Exercise aim »
Could you rewrite the material with every "y-tick-label" changed to "y-axis-tick" and everything else left as it is?

Records shown »
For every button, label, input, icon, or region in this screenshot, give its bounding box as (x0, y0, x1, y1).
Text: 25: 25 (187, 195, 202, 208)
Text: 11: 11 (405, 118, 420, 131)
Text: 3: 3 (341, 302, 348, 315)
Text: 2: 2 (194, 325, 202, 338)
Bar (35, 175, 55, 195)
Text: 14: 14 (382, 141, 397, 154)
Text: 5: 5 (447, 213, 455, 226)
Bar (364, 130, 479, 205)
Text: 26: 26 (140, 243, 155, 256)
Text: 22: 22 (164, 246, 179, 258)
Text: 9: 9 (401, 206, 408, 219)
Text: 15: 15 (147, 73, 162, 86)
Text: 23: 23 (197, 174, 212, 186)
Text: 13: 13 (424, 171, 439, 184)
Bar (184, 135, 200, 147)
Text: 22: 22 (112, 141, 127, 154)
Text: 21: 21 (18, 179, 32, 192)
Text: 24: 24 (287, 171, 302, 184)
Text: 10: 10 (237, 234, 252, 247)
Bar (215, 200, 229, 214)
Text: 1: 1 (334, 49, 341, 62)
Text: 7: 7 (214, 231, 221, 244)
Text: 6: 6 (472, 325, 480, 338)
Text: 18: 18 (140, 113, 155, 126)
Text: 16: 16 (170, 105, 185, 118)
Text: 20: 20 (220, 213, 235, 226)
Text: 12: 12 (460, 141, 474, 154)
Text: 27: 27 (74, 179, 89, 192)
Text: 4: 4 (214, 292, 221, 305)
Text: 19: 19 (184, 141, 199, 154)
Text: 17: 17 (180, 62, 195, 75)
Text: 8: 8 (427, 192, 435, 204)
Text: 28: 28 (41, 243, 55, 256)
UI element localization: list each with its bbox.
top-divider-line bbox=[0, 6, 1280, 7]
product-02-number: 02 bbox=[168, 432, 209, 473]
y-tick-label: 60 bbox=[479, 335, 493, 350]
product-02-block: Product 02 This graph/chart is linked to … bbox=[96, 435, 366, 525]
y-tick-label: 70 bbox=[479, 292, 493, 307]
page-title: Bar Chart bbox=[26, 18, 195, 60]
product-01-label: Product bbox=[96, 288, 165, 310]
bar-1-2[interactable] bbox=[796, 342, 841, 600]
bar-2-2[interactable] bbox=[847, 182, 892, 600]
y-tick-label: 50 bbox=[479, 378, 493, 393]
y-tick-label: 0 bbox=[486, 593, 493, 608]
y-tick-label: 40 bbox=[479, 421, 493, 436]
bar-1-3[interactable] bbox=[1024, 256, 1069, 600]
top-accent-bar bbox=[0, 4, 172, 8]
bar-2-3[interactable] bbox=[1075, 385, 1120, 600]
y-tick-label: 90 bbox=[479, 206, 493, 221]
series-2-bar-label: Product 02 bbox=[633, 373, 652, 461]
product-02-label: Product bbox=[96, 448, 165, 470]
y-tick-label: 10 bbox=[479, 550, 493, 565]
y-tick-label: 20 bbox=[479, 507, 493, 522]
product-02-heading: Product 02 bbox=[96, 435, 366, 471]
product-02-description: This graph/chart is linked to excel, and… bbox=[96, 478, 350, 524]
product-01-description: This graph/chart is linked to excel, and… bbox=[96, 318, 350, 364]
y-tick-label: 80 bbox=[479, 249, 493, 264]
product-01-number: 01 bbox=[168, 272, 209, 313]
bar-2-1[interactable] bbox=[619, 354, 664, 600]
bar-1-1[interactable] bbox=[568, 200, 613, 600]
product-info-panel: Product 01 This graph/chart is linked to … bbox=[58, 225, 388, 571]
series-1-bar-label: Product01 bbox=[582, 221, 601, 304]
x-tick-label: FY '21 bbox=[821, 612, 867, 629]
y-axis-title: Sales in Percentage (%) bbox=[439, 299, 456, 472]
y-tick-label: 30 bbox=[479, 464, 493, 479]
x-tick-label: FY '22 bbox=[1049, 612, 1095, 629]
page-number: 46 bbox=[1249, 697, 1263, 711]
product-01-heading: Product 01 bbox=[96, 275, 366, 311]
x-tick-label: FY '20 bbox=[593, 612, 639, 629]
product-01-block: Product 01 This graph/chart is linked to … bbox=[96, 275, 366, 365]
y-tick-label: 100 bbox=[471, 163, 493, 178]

Output below »
For every button, label, input, icon, or region in this screenshot, give its bounding box as (x0, y0, x1, y1).
Text: 25: 25 (187, 195, 202, 208)
Text: 11: 11 (405, 118, 420, 131)
Text: 3: 3 (341, 302, 348, 315)
Text: 2: 2 (194, 325, 202, 338)
Bar (35, 175, 55, 195)
Text: 14: 14 (382, 141, 397, 154)
Text: 5: 5 (447, 213, 455, 226)
Bar (364, 130, 479, 205)
Text: 26: 26 (140, 243, 155, 256)
Text: 22: 22 (164, 246, 179, 258)
Text: 9: 9 (401, 206, 408, 219)
Text: 15: 15 (147, 73, 162, 86)
Text: 23: 23 (197, 174, 212, 186)
Text: 13: 13 (424, 171, 439, 184)
Bar (184, 135, 200, 147)
Text: 22: 22 (112, 141, 127, 154)
Text: 21: 21 (18, 179, 32, 192)
Text: 24: 24 (287, 171, 302, 184)
Text: 10: 10 (237, 234, 252, 247)
Bar (215, 200, 229, 214)
Text: 1: 1 (334, 49, 341, 62)
Text: 7: 7 (214, 231, 221, 244)
Text: 6: 6 (472, 325, 480, 338)
Text: 18: 18 (140, 113, 155, 126)
Text: 16: 16 (170, 105, 185, 118)
Text: 20: 20 (220, 213, 235, 226)
Text: 12: 12 (460, 141, 474, 154)
Text: 27: 27 (74, 179, 89, 192)
Text: 4: 4 (214, 292, 221, 305)
Text: 19: 19 (184, 141, 199, 154)
Text: 17: 17 (180, 62, 195, 75)
Text: 8: 8 (427, 192, 435, 204)
Text: 28: 28 (41, 243, 55, 256)
UI element localization: list each with its bbox.
top-divider-line bbox=[0, 6, 1280, 7]
product-02-number: 02 bbox=[168, 432, 209, 473]
y-axis-tick: 60 bbox=[479, 335, 493, 350]
product-02-block: Product 02 This graph/chart is linked to … bbox=[96, 435, 366, 525]
y-axis-tick: 70 bbox=[479, 292, 493, 307]
page-title: Bar Chart bbox=[26, 18, 195, 60]
product-01-label: Product bbox=[96, 288, 165, 310]
bar-1-2[interactable] bbox=[796, 342, 841, 600]
bar-2-2[interactable] bbox=[847, 182, 892, 600]
y-axis-tick: 50 bbox=[479, 378, 493, 393]
y-axis-tick: 0 bbox=[486, 593, 493, 608]
y-axis-tick: 40 bbox=[479, 421, 493, 436]
bar-1-3[interactable] bbox=[1024, 256, 1069, 600]
top-accent-bar bbox=[0, 4, 172, 8]
bar-2-3[interactable] bbox=[1075, 385, 1120, 600]
y-axis-tick: 90 bbox=[479, 206, 493, 221]
series-2-bar-label: Product 02 bbox=[633, 373, 652, 461]
product-02-label: Product bbox=[96, 448, 165, 470]
y-axis-tick: 10 bbox=[479, 550, 493, 565]
y-axis-tick: 20 bbox=[479, 507, 493, 522]
product-02-heading: Product 02 bbox=[96, 435, 366, 471]
product-02-description: This graph/chart is linked to excel, and… bbox=[96, 478, 350, 524]
product-01-description: This graph/chart is linked to excel, and… bbox=[96, 318, 350, 364]
y-axis-tick: 80 bbox=[479, 249, 493, 264]
product-01-number: 01 bbox=[168, 272, 209, 313]
bar-2-1[interactable] bbox=[619, 354, 664, 600]
bar-1-1[interactable] bbox=[568, 200, 613, 600]
product-info-panel: Product 01 This graph/chart is linked to … bbox=[58, 225, 388, 571]
series-1-bar-label: Product01 bbox=[582, 221, 601, 304]
x-tick-label: FY '21 bbox=[821, 612, 867, 629]
y-axis-title: Sales in Percentage (%) bbox=[439, 299, 456, 472]
y-axis-tick: 30 bbox=[479, 464, 493, 479]
x-tick-label: FY '22 bbox=[1049, 612, 1095, 629]
page-number: 46 bbox=[1249, 697, 1263, 711]
product-01-heading: Product 01 bbox=[96, 275, 366, 311]
x-tick-label: FY '20 bbox=[593, 612, 639, 629]
product-01-block: Product 01 This graph/chart is linked to … bbox=[96, 275, 366, 365]
y-axis-tick: 100 bbox=[471, 163, 493, 178]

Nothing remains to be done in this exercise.